Given instruction:
Search the listing below for "xlabel". Copy each matching line.

The data:
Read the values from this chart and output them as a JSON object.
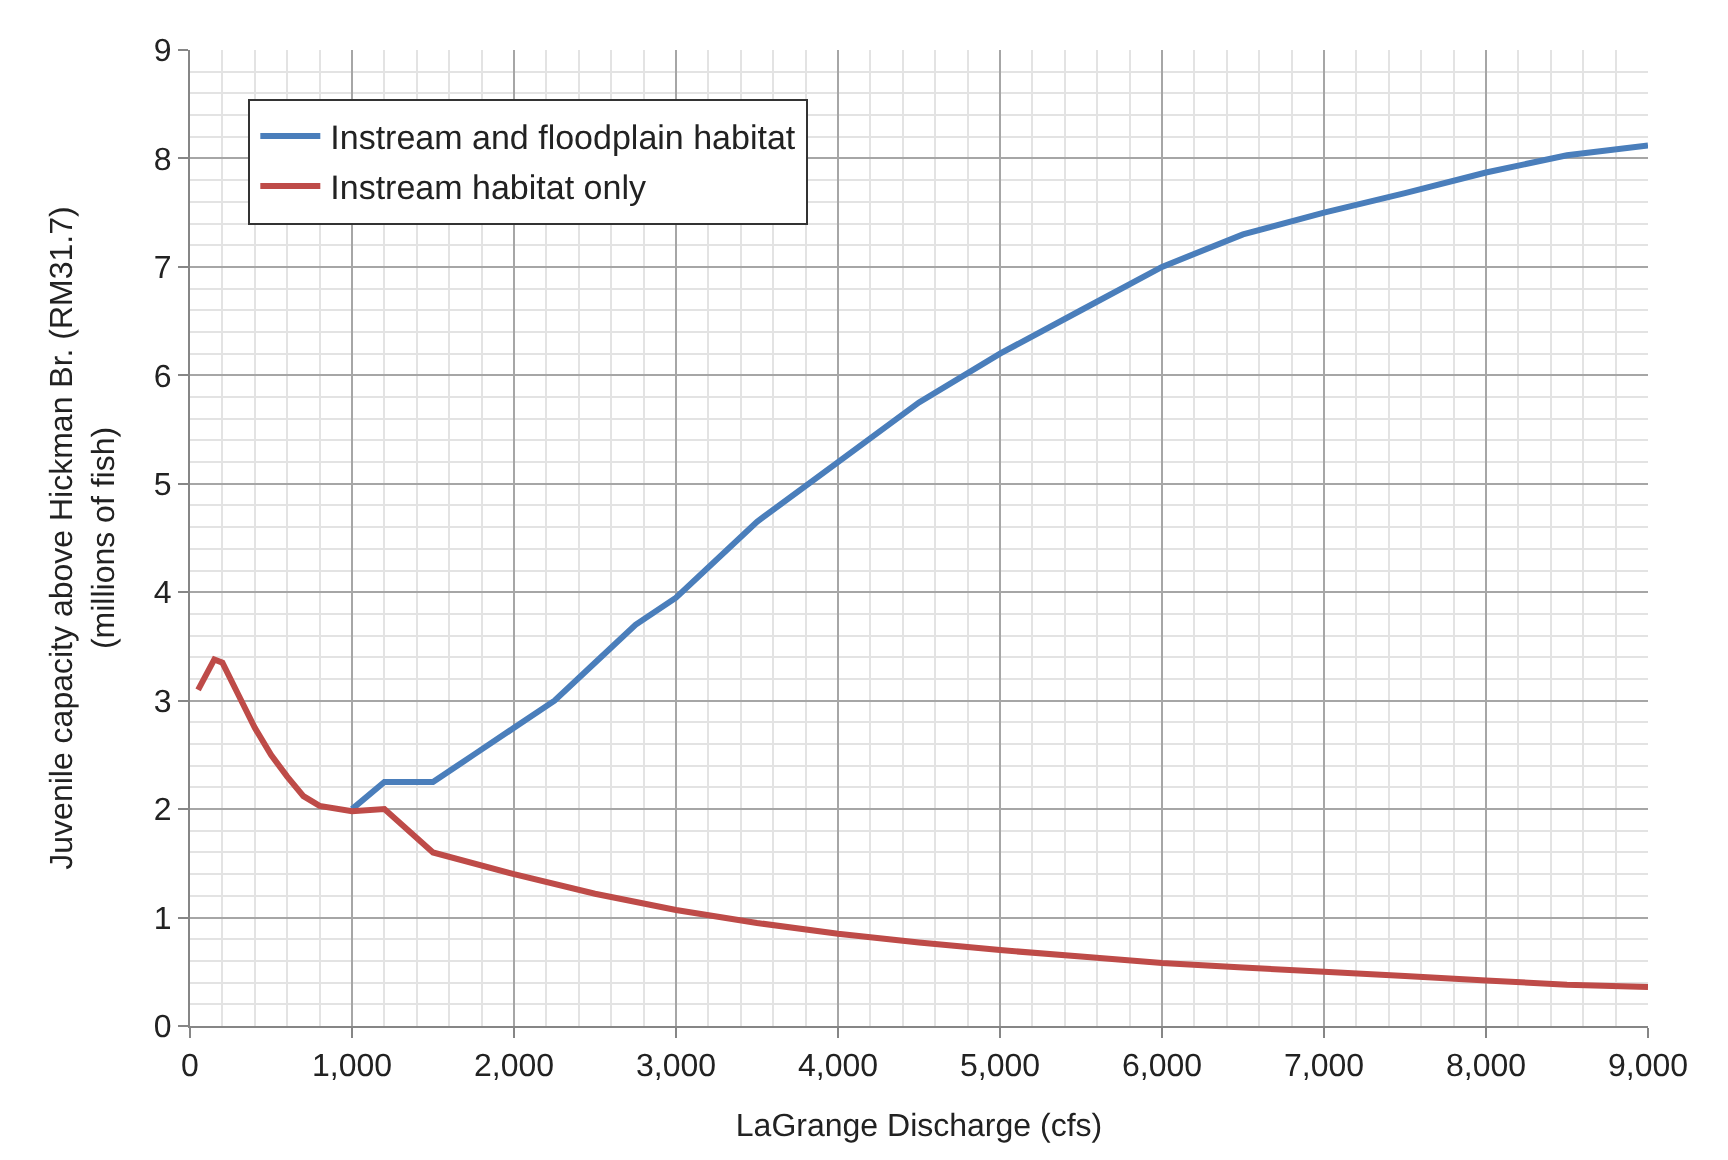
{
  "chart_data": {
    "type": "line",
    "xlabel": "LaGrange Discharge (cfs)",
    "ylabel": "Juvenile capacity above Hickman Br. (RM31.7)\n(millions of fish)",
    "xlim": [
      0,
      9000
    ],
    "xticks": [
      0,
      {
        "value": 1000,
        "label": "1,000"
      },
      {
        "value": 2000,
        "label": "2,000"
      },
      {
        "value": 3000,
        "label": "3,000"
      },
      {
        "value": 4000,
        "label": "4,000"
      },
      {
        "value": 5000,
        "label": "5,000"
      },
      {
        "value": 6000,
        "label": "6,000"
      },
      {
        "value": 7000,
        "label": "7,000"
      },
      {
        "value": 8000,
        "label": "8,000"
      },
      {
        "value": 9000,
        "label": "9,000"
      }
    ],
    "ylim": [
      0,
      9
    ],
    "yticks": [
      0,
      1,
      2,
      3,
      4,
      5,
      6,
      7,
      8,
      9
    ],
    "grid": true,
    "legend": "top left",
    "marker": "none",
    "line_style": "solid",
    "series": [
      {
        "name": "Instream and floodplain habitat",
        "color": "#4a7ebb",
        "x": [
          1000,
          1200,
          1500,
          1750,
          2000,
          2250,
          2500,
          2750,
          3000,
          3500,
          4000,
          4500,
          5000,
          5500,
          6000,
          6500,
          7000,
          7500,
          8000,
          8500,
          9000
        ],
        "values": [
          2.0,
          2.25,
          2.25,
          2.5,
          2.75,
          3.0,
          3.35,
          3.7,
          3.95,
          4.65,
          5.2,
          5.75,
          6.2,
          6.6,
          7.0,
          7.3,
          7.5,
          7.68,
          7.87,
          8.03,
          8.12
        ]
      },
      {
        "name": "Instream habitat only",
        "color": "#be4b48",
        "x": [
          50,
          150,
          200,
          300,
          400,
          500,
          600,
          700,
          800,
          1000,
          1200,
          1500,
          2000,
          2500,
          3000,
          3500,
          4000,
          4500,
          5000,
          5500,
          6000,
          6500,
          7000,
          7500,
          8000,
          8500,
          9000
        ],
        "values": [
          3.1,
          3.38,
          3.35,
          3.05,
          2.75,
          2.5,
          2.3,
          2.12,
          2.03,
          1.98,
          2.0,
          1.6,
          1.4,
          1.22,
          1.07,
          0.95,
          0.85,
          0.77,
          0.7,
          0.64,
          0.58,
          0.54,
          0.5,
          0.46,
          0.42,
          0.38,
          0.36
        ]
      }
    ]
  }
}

* * *

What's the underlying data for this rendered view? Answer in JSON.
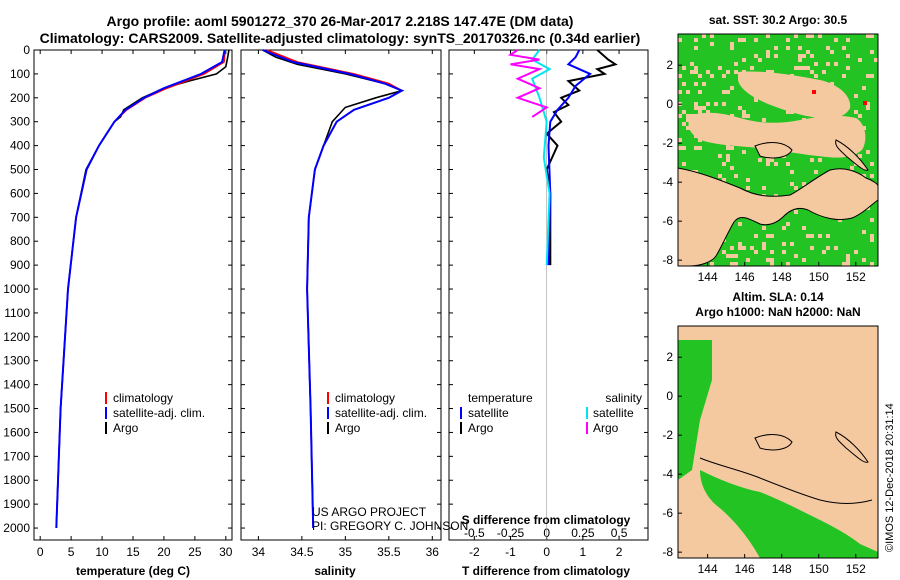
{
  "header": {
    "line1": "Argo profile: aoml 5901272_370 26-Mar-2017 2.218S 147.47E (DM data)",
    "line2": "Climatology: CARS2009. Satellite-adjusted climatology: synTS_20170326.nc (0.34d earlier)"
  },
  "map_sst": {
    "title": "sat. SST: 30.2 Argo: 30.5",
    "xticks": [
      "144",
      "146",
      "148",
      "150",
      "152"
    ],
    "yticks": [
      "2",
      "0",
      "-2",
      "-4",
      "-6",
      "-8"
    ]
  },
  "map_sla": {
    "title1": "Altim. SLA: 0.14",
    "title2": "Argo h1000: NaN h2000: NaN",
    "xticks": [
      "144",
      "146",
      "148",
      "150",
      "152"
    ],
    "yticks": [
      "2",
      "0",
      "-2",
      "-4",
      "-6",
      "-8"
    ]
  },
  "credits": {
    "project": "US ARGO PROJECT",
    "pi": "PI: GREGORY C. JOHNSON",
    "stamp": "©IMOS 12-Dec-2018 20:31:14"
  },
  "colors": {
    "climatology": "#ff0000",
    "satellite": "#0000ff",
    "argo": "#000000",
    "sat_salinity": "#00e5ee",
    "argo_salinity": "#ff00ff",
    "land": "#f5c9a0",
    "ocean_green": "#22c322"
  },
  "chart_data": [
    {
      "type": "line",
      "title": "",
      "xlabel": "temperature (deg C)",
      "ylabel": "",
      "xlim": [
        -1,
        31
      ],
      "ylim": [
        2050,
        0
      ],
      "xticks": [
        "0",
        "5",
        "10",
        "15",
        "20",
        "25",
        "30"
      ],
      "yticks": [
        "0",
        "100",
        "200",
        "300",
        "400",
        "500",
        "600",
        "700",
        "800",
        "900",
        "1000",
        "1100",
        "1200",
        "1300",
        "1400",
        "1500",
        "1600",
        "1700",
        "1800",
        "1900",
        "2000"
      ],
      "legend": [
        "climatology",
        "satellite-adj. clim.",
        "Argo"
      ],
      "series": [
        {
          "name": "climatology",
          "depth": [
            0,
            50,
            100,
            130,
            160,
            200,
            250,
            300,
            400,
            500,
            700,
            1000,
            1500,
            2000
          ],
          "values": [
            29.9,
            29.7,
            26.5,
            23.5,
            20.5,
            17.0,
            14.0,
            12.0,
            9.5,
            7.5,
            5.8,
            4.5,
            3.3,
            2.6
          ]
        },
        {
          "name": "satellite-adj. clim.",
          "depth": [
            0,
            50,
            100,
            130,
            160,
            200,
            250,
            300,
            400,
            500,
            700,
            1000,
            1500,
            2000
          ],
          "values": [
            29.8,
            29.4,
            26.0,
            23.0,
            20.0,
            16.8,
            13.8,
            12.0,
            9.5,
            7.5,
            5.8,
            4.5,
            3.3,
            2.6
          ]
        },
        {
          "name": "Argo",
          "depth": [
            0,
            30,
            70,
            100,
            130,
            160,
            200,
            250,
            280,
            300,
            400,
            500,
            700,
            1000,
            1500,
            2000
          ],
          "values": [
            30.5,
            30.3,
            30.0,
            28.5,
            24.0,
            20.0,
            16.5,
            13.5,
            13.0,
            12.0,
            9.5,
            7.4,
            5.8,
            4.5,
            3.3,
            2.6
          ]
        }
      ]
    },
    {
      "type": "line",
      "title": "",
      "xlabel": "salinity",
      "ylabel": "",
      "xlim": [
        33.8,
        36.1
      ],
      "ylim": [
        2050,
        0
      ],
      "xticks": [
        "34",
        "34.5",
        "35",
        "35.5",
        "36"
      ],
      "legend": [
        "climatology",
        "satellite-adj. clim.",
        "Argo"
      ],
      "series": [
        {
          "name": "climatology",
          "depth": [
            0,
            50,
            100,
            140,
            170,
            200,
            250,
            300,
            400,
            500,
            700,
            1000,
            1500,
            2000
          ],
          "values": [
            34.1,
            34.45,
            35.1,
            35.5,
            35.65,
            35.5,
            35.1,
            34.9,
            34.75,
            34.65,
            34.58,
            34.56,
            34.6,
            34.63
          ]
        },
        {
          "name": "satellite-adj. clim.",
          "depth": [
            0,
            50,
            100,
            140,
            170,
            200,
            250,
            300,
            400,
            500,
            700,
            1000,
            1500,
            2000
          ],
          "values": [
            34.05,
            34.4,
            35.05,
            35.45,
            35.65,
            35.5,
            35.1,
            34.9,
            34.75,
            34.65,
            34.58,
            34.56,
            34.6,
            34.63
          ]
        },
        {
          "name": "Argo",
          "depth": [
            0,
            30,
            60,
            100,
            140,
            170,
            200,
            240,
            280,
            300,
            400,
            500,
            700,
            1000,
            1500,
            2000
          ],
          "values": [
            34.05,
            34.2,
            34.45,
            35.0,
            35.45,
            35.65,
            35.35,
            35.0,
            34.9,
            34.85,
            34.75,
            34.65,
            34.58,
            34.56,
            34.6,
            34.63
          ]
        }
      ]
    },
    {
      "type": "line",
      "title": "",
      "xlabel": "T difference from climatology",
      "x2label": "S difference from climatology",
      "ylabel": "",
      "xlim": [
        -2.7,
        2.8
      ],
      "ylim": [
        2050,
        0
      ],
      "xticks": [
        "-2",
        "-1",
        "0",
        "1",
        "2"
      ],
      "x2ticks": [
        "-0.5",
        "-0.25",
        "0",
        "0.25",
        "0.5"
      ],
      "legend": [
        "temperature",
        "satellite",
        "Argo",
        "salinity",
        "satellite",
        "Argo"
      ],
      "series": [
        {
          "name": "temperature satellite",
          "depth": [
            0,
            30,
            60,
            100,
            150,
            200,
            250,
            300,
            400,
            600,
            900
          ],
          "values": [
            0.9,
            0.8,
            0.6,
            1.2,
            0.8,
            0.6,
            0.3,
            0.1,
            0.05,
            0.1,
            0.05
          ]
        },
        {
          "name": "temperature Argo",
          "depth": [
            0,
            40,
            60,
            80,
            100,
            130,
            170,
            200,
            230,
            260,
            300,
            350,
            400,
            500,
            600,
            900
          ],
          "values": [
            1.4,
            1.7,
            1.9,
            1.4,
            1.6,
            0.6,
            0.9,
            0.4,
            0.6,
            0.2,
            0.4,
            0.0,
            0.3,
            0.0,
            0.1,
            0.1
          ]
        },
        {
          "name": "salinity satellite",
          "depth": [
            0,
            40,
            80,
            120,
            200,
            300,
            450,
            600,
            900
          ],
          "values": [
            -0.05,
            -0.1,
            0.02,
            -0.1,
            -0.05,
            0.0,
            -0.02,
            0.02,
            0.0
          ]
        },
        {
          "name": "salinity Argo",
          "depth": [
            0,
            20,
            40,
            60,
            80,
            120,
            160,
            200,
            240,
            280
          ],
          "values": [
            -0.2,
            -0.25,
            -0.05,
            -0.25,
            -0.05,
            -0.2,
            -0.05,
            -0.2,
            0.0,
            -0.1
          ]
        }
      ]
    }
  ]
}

Worked solution:
    "xlabel": "LaGrange Discharge (cfs)",
      "xlabel": "temperature (deg C)",
      "xlabel": "salinity",
      "xlabel": "T difference from climatology",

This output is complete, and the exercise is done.